┌─ THE INPUT

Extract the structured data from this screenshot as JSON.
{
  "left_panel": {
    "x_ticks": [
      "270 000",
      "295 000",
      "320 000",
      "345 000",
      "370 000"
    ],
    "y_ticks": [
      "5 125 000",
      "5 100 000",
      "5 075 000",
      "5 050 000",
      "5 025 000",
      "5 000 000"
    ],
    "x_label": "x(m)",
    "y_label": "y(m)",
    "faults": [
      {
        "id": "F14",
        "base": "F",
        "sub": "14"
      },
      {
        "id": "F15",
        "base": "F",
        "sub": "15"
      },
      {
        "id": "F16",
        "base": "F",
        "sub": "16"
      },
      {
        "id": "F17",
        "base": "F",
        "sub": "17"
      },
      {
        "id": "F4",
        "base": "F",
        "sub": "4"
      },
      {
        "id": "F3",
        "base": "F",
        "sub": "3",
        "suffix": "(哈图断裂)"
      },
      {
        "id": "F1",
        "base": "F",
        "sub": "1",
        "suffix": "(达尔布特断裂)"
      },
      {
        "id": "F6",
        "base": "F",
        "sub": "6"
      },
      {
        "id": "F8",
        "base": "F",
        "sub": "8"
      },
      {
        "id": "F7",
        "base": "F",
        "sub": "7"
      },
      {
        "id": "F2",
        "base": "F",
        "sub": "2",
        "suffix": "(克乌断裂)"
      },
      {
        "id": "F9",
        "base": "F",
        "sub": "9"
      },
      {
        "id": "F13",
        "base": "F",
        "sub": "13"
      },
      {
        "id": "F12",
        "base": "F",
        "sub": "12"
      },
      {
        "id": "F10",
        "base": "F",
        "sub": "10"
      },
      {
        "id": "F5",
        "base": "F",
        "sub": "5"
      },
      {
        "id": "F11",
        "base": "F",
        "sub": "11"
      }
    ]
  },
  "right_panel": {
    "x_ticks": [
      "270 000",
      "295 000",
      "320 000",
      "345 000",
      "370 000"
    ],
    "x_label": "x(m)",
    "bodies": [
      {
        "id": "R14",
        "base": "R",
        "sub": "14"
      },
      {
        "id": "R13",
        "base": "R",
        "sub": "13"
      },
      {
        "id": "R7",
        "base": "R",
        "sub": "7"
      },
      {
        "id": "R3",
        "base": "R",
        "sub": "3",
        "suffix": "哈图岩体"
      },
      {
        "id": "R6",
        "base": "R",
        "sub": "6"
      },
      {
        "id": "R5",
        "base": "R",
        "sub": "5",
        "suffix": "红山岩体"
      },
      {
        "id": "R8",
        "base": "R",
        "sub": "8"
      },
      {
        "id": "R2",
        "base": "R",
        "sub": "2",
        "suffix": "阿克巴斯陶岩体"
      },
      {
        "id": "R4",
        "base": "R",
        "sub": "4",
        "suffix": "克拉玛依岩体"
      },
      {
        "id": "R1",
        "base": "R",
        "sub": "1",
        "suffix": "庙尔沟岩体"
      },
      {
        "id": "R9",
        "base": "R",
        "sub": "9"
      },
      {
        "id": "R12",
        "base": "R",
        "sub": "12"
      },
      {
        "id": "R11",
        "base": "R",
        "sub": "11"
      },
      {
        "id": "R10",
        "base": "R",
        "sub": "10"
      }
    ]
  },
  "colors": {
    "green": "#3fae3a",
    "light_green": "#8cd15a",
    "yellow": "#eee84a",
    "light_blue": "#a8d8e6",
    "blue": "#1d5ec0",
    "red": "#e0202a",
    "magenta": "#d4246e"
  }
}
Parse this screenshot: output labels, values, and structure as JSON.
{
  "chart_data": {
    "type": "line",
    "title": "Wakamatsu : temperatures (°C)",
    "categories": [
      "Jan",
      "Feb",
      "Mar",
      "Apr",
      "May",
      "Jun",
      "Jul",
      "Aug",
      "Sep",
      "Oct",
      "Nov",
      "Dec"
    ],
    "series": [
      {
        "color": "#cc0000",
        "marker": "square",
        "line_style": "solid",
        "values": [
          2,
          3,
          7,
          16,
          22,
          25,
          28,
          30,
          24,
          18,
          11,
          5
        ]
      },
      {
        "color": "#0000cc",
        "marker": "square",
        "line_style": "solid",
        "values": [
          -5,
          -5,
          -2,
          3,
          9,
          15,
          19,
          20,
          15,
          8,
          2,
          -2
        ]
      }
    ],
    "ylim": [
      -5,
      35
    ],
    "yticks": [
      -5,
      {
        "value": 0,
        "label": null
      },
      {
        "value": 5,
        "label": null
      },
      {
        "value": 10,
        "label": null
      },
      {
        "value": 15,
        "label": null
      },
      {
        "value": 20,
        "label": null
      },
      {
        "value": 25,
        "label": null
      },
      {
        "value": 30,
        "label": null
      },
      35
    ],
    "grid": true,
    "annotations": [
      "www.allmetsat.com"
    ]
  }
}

└─

# WRITTEN TASK
Quote the data above in full, changing nothing.

# COMPLETE ANSWER
Extract the structured data from this screenshot as JSON.
{
  "left_panel": {
    "x_ticks": [
      "270 000",
      "295 000",
      "320 000",
      "345 000",
      "370 000"
    ],
    "y_ticks": [
      "5 125 000",
      "5 100 000",
      "5 075 000",
      "5 050 000",
      "5 025 000",
      "5 000 000"
    ],
    "x_label": "x(m)",
    "y_label": "y(m)",
    "faults": [
      {
        "id": "F14",
        "base": "F",
        "sub": "14"
      },
      {
        "id": "F15",
        "base": "F",
        "sub": "15"
      },
      {
        "id": "F16",
        "base": "F",
        "sub": "16"
      },
      {
        "id": "F17",
        "base": "F",
        "sub": "17"
      },
      {
        "id": "F4",
        "base": "F",
        "sub": "4"
      },
      {
        "id": "F3",
        "base": "F",
        "sub": "3",
        "suffix": "(哈图断裂)"
      },
      {
        "id": "F1",
        "base": "F",
        "sub": "1",
        "suffix": "(达尔布特断裂)"
      },
      {
        "id": "F6",
        "base": "F",
        "sub": "6"
      },
      {
        "id": "F8",
        "base": "F",
        "sub": "8"
      },
      {
        "id": "F7",
        "base": "F",
        "sub": "7"
      },
      {
        "id": "F2",
        "base": "F",
        "sub": "2",
        "suffix": "(克乌断裂)"
      },
      {
        "id": "F9",
        "base": "F",
        "sub": "9"
      },
      {
        "id": "F13",
        "base": "F",
        "sub": "13"
      },
      {
        "id": "F12",
        "base": "F",
        "sub": "12"
      },
      {
        "id": "F10",
        "base": "F",
        "sub": "10"
      },
      {
        "id": "F5",
        "base": "F",
        "sub": "5"
      },
      {
        "id": "F11",
        "base": "F",
        "sub": "11"
      }
    ]
  },
  "right_panel": {
    "x_ticks": [
      "270 000",
      "295 000",
      "320 000",
      "345 000",
      "370 000"
    ],
    "x_label": "x(m)",
    "bodies": [
      {
        "id": "R14",
        "base": "R",
        "sub": "14"
      },
      {
        "id": "R13",
        "base": "R",
        "sub": "13"
      },
      {
        "id": "R7",
        "base": "R",
        "sub": "7"
      },
      {
        "id": "R3",
        "base": "R",
        "sub": "3",
        "suffix": "哈图岩体"
      },
      {
        "id": "R6",
        "base": "R",
        "sub": "6"
      },
      {
        "id": "R5",
        "base": "R",
        "sub": "5",
        "suffix": "红山岩体"
      },
      {
        "id": "R8",
        "base": "R",
        "sub": "8"
      },
      {
        "id": "R2",
        "base": "R",
        "sub": "2",
        "suffix": "阿克巴斯陶岩体"
      },
      {
        "id": "R4",
        "base": "R",
        "sub": "4",
        "suffix": "克拉玛依岩体"
      },
      {
        "id": "R1",
        "base": "R",
        "sub": "1",
        "suffix": "庙尔沟岩体"
      },
      {
        "id": "R9",
        "base": "R",
        "sub": "9"
      },
      {
        "id": "R12",
        "base": "R",
        "sub": "12"
      },
      {
        "id": "R11",
        "base": "R",
        "sub": "11"
      },
      {
        "id": "R10",
        "base": "R",
        "sub": "10"
      }
    ]
  },
  "colors": {
    "green": "#3fae3a",
    "light_green": "#8cd15a",
    "yellow": "#eee84a",
    "light_blue": "#a8d8e6",
    "blue": "#1d5ec0",
    "red": "#e0202a",
    "magenta": "#d4246e"
  }
}
Parse this screenshot: output labels, values, and structure as JSON.
{
  "chart_data": {
    "type": "line",
    "title": "Wakamatsu : temperatures (°C)",
    "categories": [
      "Jan",
      "Feb",
      "Mar",
      "Apr",
      "May",
      "Jun",
      "Jul",
      "Aug",
      "Sep",
      "Oct",
      "Nov",
      "Dec"
    ],
    "series": [
      {
        "color": "#cc0000",
        "marker": "square",
        "line_style": "solid",
        "values": [
          2,
          3,
          7,
          16,
          22,
          25,
          28,
          30,
          24,
          18,
          11,
          5
        ]
      },
      {
        "color": "#0000cc",
        "marker": "square",
        "line_style": "solid",
        "values": [
          -5,
          -5,
          -2,
          3,
          9,
          15,
          19,
          20,
          15,
          8,
          2,
          -2
        ]
      }
    ],
    "ylim": [
      -5,
      35
    ],
    "yticks": [
      -5,
      {
        "value": 0,
        "label": null
      },
      {
        "value": 5,
        "label": null
      },
      {
        "value": 10,
        "label": null
      },
      {
        "value": 15,
        "label": null
      },
      {
        "value": 20,
        "label": null
      },
      {
        "value": 25,
        "label": null
      },
      {
        "value": 30,
        "label": null
      },
      35
    ],
    "grid": true,
    "annotations": [
      "www.allmetsat.com"
    ]
  }
}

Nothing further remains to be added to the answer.